#### The records ####

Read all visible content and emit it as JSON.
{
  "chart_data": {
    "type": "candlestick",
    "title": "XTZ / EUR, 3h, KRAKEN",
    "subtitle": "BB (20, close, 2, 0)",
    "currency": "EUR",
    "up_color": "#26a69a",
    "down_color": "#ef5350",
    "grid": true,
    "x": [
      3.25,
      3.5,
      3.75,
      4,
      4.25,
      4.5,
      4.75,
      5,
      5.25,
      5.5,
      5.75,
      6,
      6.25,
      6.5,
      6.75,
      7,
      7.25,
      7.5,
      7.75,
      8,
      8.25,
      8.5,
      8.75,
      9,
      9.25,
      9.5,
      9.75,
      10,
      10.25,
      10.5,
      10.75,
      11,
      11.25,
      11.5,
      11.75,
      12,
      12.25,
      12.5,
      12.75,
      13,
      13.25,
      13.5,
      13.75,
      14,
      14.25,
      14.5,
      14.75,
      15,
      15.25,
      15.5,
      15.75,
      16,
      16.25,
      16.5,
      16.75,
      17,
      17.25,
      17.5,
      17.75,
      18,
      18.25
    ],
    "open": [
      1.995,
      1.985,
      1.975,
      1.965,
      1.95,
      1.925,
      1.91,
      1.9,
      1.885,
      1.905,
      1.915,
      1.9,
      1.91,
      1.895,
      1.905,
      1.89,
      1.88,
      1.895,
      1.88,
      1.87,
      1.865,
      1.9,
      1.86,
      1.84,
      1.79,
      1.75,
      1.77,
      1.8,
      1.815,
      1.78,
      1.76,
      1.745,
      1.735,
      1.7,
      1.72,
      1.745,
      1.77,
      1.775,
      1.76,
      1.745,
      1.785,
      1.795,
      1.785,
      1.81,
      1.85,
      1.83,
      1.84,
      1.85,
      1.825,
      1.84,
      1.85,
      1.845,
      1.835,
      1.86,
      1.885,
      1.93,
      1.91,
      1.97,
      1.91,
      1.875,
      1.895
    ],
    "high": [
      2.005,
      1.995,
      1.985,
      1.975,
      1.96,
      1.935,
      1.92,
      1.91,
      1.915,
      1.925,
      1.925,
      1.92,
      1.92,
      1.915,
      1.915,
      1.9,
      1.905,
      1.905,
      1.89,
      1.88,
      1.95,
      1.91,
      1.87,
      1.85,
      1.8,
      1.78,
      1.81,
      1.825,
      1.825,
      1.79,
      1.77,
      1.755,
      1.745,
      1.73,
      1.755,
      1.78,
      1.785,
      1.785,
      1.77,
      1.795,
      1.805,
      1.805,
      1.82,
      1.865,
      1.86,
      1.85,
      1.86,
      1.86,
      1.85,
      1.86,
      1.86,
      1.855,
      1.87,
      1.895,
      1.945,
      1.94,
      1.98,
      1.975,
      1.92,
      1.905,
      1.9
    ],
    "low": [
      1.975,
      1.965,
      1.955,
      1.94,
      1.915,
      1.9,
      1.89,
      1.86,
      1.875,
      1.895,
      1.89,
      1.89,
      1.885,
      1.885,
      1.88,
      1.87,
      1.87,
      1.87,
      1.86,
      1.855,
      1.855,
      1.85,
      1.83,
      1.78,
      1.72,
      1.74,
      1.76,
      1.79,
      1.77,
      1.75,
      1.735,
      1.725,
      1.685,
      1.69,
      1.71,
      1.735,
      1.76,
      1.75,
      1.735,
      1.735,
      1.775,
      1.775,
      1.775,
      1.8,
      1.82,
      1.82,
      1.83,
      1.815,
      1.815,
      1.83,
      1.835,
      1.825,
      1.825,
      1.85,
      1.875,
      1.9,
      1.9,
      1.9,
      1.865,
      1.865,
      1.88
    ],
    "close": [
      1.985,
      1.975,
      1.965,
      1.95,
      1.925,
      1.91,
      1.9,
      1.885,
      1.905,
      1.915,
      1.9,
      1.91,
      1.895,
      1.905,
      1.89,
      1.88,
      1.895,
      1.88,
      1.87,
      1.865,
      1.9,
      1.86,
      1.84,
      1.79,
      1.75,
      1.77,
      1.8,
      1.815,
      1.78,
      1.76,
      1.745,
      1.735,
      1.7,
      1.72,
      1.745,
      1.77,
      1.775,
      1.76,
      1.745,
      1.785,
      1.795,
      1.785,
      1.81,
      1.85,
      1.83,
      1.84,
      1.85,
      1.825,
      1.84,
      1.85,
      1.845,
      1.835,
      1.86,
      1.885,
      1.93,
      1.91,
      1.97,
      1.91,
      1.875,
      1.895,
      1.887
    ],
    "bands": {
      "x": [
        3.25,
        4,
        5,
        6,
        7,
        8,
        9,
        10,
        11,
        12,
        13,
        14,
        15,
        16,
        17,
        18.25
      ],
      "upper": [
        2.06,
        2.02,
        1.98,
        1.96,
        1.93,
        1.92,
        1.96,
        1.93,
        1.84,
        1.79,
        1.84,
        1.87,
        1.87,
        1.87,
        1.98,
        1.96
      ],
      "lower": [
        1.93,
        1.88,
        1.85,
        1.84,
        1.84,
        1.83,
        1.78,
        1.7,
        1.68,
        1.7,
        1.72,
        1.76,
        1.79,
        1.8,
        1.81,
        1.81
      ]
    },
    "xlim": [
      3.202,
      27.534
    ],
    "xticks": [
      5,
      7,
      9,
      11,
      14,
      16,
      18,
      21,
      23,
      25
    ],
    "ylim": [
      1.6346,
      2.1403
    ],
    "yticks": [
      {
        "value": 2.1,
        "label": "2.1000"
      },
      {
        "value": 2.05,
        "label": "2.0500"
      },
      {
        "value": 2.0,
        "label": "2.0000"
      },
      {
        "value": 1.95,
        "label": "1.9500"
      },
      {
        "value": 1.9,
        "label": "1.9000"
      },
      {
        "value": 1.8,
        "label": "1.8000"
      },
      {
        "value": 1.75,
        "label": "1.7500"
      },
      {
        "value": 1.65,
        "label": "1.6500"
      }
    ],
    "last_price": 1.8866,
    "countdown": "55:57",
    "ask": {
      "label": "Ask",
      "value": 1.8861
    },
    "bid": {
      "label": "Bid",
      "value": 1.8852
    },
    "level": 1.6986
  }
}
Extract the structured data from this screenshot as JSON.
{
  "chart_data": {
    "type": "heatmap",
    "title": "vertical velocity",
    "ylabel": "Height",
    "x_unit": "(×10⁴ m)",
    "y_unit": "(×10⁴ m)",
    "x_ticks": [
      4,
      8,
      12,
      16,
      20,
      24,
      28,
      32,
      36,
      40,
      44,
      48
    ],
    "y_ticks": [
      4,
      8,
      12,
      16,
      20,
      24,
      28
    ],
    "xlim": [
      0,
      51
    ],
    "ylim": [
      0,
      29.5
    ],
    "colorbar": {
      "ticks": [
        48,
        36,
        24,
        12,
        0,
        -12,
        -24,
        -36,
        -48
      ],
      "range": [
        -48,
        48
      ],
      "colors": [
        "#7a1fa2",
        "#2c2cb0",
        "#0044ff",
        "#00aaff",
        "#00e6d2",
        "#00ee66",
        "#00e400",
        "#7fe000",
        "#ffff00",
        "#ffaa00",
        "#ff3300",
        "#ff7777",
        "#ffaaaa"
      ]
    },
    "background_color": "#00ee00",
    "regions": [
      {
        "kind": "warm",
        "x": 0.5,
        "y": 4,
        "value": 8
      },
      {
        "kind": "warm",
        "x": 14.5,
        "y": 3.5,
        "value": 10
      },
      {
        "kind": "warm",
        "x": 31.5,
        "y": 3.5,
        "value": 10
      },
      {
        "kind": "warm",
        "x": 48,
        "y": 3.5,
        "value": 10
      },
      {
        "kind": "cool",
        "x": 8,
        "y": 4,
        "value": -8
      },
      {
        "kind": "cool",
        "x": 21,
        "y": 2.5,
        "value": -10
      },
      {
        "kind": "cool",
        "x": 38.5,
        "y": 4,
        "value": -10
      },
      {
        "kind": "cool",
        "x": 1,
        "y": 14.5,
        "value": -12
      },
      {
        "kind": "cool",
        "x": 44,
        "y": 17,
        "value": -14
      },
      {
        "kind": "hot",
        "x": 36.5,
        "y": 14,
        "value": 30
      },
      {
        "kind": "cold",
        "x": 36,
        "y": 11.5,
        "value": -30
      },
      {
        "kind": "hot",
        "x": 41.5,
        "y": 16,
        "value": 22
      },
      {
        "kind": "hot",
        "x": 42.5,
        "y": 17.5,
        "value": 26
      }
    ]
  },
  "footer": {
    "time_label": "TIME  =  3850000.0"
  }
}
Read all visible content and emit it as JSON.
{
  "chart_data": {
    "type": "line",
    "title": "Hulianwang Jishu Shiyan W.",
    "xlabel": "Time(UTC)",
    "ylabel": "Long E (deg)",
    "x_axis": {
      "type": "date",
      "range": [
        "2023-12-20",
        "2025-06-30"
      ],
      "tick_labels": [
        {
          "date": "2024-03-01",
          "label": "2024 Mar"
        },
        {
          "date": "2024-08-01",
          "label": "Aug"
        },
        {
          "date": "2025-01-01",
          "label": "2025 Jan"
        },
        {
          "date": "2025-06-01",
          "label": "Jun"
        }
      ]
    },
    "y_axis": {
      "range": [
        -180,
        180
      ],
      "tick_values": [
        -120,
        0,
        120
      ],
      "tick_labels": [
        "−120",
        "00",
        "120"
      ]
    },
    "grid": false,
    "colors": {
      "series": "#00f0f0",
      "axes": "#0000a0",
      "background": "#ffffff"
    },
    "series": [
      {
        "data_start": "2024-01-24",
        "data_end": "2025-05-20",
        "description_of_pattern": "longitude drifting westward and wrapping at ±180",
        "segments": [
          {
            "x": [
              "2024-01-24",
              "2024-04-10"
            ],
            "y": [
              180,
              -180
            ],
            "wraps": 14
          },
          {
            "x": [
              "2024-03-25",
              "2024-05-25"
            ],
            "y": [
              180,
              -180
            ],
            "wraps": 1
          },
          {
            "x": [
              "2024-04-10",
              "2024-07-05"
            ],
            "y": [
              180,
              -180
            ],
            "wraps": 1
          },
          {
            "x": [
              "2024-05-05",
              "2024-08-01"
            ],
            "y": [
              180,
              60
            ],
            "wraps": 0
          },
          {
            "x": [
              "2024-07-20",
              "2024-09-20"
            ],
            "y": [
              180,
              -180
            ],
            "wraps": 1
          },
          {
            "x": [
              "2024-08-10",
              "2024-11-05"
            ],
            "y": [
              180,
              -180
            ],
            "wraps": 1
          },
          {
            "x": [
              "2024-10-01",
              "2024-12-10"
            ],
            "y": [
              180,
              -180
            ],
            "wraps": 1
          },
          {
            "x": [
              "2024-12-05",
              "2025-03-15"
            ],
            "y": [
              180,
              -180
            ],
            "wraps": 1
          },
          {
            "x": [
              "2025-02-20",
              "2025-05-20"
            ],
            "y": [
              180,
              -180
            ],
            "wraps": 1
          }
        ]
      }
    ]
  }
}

####

* **What is expected**:
Write down only the number of lines that contain the string "type" in the listing.

* **Finished answer**:
4